▶ ИССЛЕДУЕМЫЙ ТЕКСТ:

Собрание сочинений в 4 томах. Том 3, книга 2. Американский романтизм и современность - страница 26
– Разрази меня гром, если он был мертв. Его подкосила не желтая лихорадка, а смерть дочери и жены, лежавших в той же комнате. И как только они все забрались туда? Что их занесло?
– Их ноги, конечно, – угрюмо проворчал второй.
– Но зачем они набились все в одну комнату?
– Чтоб облегчить нашу работу, конечно.
– Ну, я им благодарен от всей души. Но, черт возьми, это было несправедливо – класть его в гроб прежде, чем он перестал дышать. Мне показалось, что его последний взгляд молил подождать еще немного.
– Все равно он не протянул бы долго. Чем быстрее помер, тем лучше для него. И для нас тоже. Ты заметил, как он смотрел на нас, когда мы уносили его жену и дочь?..
Увидев, что я стою в нескольких шагах и слушаю их разговор, он спросил: “Что надо? Кто-нибудь умер?” Не отвечая, я бросился бежать» (141).
Реалистическая острота восприятия событий Брауном предвосхищает художественные открытия писателей критического реализма XIX в. Запоминающиеся картины эпидемии в Филадельфии как в зародыше содержат в себе многое, получившее развитие в американском романе позднее. Описание больницы, наполненной умирающими от желтой лихорадки, принадлежит к числу наиболее сильных в романе: «Воздух был наполнен смертоносным зловонием. Сгущающиеся миазмы душили меня. Испражнения, вызванные болезнью и лекарством, стекали на пол. Мой сосед по койке боролся со смертью, и моя постель пропиталась отвратительными выделениями, которые извергались из его желудка. Вы не поверите, что среди всего этого ужаса слышались звуки смеха. Внизу здания, верхний этаж которого наполняли больные и умирающие, шел веселый пир. Негодяи, нанятые за большие деньги ухаживать за больными и выносить мертвых, пренебрегли своими обязанностями и, выпив спиртные лекарства, предназначавшиеся для страждущих, предались необузданному разгулу и разврату. Временами к нам заглядывала женская физиономия, распухшая от пьянства и пороков. На нее устремлялись глаза умирающих, молящие о капле холодной воды или просящие помочь им отвернуться от ужасных корчей и смертного оскала соседа. Посетительница оставляла пир лишь для того, чтобы посмотреть, кто еще умер. Когда она входила в комнату, с налитыми кровью глазами и заплетающимися ногами, уповать на помощь было бесполезно. Но вот она уходила, другие поднимались по лестнице, у дверей ставился гроб, и несчастного, сердце которого еще билось, хватали и волокли по полу к двери» (173–174).

▶ ИСХОДНЫЕ ДАННЫЕ:

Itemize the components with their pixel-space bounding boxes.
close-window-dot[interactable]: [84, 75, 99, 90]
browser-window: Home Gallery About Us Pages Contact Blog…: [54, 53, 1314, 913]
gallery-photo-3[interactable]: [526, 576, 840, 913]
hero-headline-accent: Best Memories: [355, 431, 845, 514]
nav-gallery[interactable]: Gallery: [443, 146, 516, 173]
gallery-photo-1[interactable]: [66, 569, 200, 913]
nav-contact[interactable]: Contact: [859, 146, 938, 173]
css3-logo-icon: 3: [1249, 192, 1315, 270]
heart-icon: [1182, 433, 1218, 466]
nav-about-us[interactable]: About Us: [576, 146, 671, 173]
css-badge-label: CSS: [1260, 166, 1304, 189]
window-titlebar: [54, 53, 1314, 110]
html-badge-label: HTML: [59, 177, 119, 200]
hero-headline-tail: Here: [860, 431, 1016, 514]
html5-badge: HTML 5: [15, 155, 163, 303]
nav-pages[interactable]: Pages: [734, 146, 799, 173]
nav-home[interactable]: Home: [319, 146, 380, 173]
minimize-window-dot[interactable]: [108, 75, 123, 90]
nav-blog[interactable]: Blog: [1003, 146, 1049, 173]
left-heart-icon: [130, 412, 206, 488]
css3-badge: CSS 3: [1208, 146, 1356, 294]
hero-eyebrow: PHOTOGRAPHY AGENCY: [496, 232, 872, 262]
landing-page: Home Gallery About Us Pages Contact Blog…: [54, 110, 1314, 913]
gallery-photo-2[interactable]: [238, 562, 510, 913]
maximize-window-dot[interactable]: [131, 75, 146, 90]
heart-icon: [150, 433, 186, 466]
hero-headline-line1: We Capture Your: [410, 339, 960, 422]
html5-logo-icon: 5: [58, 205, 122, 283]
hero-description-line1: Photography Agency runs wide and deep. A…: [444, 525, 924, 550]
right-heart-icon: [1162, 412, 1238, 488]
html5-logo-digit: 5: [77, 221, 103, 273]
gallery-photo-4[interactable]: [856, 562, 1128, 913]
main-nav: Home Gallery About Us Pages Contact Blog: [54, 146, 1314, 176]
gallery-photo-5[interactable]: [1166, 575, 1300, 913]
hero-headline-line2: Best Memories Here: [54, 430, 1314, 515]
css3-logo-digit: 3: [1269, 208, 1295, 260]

▶ ЗАДАНИЕ: Перепишите дословно отрывок исследуемого текста от слов «Собрание сочинений в» до слов «нашу работу, конечно.» включительно. Записи для работы не понадобятся.

▶ ОЖИДАЕМЫЙ ОТВЕТ:
Собрание сочинений в 4 томах. Том 3, книга 2. Американский романтизм и современность - страница 26
– Разрази меня гром, если он был мертв. Его подкосила не желтая лихорадка, а смерть дочери и жены, лежавших в той же комнате. И как только они все забрались туда? Что их занесло?
– Их ноги, конечно, – угрюмо проворчал второй.
– Но зачем они набились все в одну комнату?
– Чтоб облегчить нашу работу, конечно.